_Problem statement_
In the entries below, count every line with the word "content". Return only the count.

Entries start

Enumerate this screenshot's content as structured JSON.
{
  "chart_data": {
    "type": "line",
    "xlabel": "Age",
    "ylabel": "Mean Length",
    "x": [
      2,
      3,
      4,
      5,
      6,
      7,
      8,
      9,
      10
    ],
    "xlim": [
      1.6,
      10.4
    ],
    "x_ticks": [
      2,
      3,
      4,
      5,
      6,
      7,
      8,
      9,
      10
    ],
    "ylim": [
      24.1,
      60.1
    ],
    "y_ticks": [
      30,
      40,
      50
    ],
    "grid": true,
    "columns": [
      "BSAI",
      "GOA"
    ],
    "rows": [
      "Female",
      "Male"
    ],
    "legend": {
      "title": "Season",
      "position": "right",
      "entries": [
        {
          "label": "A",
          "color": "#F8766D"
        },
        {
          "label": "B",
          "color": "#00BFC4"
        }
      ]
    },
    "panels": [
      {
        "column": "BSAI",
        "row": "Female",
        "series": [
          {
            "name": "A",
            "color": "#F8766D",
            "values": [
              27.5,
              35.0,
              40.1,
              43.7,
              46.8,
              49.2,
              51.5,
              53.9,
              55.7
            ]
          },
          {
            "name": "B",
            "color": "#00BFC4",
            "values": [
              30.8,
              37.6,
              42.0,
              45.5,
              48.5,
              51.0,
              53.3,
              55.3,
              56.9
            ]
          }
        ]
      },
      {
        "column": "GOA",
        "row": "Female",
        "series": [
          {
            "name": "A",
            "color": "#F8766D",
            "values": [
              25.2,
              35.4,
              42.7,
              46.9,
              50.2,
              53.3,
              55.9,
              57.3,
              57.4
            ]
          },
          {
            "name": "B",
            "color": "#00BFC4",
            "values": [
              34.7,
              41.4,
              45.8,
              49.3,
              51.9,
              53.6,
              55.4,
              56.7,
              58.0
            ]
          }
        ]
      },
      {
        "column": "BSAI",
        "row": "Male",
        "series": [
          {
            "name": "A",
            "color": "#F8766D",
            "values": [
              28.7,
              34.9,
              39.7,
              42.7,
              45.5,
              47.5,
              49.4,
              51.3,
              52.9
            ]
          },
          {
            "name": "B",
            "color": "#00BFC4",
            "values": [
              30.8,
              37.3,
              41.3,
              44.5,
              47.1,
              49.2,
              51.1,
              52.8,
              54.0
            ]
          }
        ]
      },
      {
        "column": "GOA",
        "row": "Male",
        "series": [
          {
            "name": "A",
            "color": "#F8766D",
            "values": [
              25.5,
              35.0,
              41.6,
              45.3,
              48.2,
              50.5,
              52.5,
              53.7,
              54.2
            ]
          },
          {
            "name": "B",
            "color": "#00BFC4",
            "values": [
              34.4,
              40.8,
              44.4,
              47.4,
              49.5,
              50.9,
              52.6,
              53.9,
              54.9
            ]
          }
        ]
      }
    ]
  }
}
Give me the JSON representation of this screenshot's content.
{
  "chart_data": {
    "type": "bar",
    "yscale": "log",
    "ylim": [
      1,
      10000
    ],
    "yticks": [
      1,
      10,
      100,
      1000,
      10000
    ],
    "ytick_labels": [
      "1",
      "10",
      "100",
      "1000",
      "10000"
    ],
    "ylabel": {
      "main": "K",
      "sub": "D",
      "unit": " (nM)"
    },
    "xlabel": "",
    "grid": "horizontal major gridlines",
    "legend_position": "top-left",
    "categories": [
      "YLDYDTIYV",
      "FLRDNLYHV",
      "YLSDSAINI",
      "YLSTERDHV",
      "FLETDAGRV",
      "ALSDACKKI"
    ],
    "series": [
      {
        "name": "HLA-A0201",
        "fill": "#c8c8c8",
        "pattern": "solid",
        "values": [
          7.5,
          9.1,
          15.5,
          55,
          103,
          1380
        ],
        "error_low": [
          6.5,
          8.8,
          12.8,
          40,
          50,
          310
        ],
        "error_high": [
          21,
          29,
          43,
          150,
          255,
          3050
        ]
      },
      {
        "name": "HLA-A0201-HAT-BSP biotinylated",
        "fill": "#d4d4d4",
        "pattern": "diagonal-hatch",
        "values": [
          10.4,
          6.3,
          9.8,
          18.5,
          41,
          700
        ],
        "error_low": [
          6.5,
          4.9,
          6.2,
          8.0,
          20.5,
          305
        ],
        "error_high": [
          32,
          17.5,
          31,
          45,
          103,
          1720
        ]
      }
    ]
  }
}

Entries end

_Solved exercise_
2